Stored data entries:

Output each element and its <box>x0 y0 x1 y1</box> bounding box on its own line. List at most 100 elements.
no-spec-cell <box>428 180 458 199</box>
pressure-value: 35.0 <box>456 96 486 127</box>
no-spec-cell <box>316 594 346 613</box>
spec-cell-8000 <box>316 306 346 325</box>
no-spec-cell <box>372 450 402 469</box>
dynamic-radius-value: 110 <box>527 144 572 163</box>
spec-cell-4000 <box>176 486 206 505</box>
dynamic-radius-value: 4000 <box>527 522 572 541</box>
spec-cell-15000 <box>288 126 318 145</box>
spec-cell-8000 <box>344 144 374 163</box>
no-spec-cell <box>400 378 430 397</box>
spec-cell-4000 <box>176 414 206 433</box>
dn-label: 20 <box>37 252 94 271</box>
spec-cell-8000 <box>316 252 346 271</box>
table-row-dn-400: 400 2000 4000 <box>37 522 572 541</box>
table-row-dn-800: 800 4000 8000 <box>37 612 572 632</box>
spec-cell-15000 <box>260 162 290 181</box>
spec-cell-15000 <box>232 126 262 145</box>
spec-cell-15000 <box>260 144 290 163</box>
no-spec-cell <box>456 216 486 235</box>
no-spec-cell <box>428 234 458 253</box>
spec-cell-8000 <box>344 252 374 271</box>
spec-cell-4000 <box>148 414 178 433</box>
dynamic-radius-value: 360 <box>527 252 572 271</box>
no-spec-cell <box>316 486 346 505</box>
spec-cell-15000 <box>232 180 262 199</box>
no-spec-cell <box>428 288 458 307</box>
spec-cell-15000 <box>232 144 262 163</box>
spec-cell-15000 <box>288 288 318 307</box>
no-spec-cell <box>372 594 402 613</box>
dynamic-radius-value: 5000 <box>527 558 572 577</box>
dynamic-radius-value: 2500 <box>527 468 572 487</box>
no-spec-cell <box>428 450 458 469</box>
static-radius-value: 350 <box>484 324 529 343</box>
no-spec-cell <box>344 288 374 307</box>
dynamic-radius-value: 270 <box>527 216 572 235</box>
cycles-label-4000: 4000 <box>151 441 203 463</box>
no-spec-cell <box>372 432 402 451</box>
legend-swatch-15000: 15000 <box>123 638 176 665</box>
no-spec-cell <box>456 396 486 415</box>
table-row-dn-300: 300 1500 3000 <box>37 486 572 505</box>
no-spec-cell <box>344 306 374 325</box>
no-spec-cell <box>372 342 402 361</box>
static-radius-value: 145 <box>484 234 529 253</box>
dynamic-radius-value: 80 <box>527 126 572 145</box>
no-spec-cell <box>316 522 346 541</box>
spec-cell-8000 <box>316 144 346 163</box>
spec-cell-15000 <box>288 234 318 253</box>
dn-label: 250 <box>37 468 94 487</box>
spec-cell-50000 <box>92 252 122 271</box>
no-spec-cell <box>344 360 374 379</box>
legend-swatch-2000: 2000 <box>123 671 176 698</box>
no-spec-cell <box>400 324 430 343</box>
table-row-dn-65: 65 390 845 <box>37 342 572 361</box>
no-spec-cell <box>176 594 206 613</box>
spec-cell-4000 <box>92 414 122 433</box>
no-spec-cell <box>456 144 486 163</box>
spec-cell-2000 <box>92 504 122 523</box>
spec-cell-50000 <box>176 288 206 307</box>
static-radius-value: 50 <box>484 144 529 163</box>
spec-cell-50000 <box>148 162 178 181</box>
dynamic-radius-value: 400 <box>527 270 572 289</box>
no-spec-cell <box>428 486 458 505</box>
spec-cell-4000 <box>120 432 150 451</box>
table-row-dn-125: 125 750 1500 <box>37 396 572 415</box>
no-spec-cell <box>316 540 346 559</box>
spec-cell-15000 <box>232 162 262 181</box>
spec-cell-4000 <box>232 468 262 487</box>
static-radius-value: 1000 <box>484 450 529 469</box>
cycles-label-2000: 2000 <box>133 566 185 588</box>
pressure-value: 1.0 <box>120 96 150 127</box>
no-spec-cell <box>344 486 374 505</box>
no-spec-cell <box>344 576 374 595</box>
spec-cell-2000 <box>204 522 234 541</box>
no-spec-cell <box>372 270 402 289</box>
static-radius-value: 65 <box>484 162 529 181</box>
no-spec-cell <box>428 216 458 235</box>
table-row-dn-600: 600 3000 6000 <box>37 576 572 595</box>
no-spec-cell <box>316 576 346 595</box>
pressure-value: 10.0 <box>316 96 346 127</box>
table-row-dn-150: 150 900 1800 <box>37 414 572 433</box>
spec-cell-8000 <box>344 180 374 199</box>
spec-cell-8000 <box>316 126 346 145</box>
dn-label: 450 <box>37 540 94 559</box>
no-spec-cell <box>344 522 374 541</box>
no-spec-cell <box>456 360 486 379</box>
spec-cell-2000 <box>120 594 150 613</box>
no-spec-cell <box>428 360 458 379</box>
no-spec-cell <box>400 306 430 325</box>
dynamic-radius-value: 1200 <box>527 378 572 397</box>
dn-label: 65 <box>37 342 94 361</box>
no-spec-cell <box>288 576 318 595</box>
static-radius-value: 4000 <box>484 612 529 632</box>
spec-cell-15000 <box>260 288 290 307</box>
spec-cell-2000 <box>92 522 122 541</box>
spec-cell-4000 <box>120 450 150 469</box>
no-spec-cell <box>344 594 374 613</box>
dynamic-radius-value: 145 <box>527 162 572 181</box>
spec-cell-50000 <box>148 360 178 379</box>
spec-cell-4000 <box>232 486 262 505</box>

▶ _Instructions to follow_:
Please reproduce all of the records above, substituting "dynamic-bend-radius" for every occurrence of "dynamic-radius-value" and leaving everything else unchanged.

▶ _Complete answer_:
Output each element and its <box>x0 y0 x1 y1</box> bounding box on its own line. List at most 100 elements.
no-spec-cell <box>428 180 458 199</box>
pressure-value: 35.0 <box>456 96 486 127</box>
no-spec-cell <box>316 594 346 613</box>
spec-cell-8000 <box>316 306 346 325</box>
no-spec-cell <box>372 450 402 469</box>
dynamic-bend-radius: 110 <box>527 144 572 163</box>
spec-cell-4000 <box>176 486 206 505</box>
dynamic-bend-radius: 4000 <box>527 522 572 541</box>
spec-cell-15000 <box>288 126 318 145</box>
spec-cell-8000 <box>344 144 374 163</box>
no-spec-cell <box>400 378 430 397</box>
spec-cell-4000 <box>176 414 206 433</box>
dn-label: 20 <box>37 252 94 271</box>
spec-cell-8000 <box>316 252 346 271</box>
table-row-dn-400: 400 2000 4000 <box>37 522 572 541</box>
table-row-dn-800: 800 4000 8000 <box>37 612 572 632</box>
spec-cell-15000 <box>260 162 290 181</box>
spec-cell-15000 <box>232 126 262 145</box>
spec-cell-15000 <box>260 144 290 163</box>
no-spec-cell <box>456 216 486 235</box>
no-spec-cell <box>428 234 458 253</box>
spec-cell-8000 <box>344 252 374 271</box>
spec-cell-4000 <box>148 414 178 433</box>
dynamic-bend-radius: 360 <box>527 252 572 271</box>
no-spec-cell <box>316 486 346 505</box>
spec-cell-15000 <box>232 180 262 199</box>
no-spec-cell <box>428 288 458 307</box>
spec-cell-15000 <box>232 144 262 163</box>
spec-cell-15000 <box>288 288 318 307</box>
no-spec-cell <box>372 594 402 613</box>
dynamic-bend-radius: 5000 <box>527 558 572 577</box>
dynamic-bend-radius: 2500 <box>527 468 572 487</box>
no-spec-cell <box>428 450 458 469</box>
static-radius-value: 350 <box>484 324 529 343</box>
no-spec-cell <box>344 288 374 307</box>
dynamic-bend-radius: 270 <box>527 216 572 235</box>
cycles-label-4000: 4000 <box>151 441 203 463</box>
no-spec-cell <box>372 432 402 451</box>
legend-swatch-15000: 15000 <box>123 638 176 665</box>
no-spec-cell <box>456 396 486 415</box>
table-row-dn-300: 300 1500 3000 <box>37 486 572 505</box>
no-spec-cell <box>344 306 374 325</box>
no-spec-cell <box>372 342 402 361</box>
static-radius-value: 145 <box>484 234 529 253</box>
dynamic-bend-radius: 80 <box>527 126 572 145</box>
no-spec-cell <box>316 522 346 541</box>
spec-cell-8000 <box>316 144 346 163</box>
spec-cell-15000 <box>288 234 318 253</box>
dn-label: 250 <box>37 468 94 487</box>
spec-cell-50000 <box>92 252 122 271</box>
no-spec-cell <box>344 360 374 379</box>
legend-swatch-2000: 2000 <box>123 671 176 698</box>
no-spec-cell <box>400 324 430 343</box>
table-row-dn-65: 65 390 845 <box>37 342 572 361</box>
no-spec-cell <box>176 594 206 613</box>
spec-cell-4000 <box>92 414 122 433</box>
no-spec-cell <box>456 144 486 163</box>
spec-cell-2000 <box>92 504 122 523</box>
spec-cell-50000 <box>176 288 206 307</box>
static-radius-value: 50 <box>484 144 529 163</box>
spec-cell-50000 <box>148 162 178 181</box>
dynamic-bend-radius: 400 <box>527 270 572 289</box>
no-spec-cell <box>428 486 458 505</box>
spec-cell-4000 <box>120 432 150 451</box>
table-row-dn-125: 125 750 1500 <box>37 396 572 415</box>
no-spec-cell <box>316 540 346 559</box>
spec-cell-15000 <box>232 162 262 181</box>
spec-cell-4000 <box>232 468 262 487</box>
static-radius-value: 1000 <box>484 450 529 469</box>
cycles-label-2000: 2000 <box>133 566 185 588</box>
pressure-value: 1.0 <box>120 96 150 127</box>
no-spec-cell <box>344 486 374 505</box>
no-spec-cell <box>344 576 374 595</box>
spec-cell-2000 <box>204 522 234 541</box>
no-spec-cell <box>372 270 402 289</box>
static-radius-value: 65 <box>484 162 529 181</box>
no-spec-cell <box>428 216 458 235</box>
table-row-dn-600: 600 3000 6000 <box>37 576 572 595</box>
no-spec-cell <box>316 576 346 595</box>
pressure-value: 10.0 <box>316 96 346 127</box>
table-row-dn-150: 150 900 1800 <box>37 414 572 433</box>
spec-cell-8000 <box>344 180 374 199</box>
spec-cell-8000 <box>316 126 346 145</box>
dn-label: 450 <box>37 540 94 559</box>
no-spec-cell <box>344 522 374 541</box>
no-spec-cell <box>456 360 486 379</box>
spec-cell-2000 <box>120 594 150 613</box>
no-spec-cell <box>428 360 458 379</box>
no-spec-cell <box>400 306 430 325</box>
dynamic-bend-radius: 1200 <box>527 378 572 397</box>
dn-label: 65 <box>37 342 94 361</box>
no-spec-cell <box>288 576 318 595</box>
static-radius-value: 4000 <box>484 612 529 632</box>
spec-cell-15000 <box>260 288 290 307</box>
spec-cell-2000 <box>92 522 122 541</box>
spec-cell-4000 <box>120 450 150 469</box>
no-spec-cell <box>344 594 374 613</box>
dynamic-bend-radius: 145 <box>527 162 572 181</box>
spec-cell-50000 <box>148 360 178 379</box>
spec-cell-4000 <box>232 486 262 505</box>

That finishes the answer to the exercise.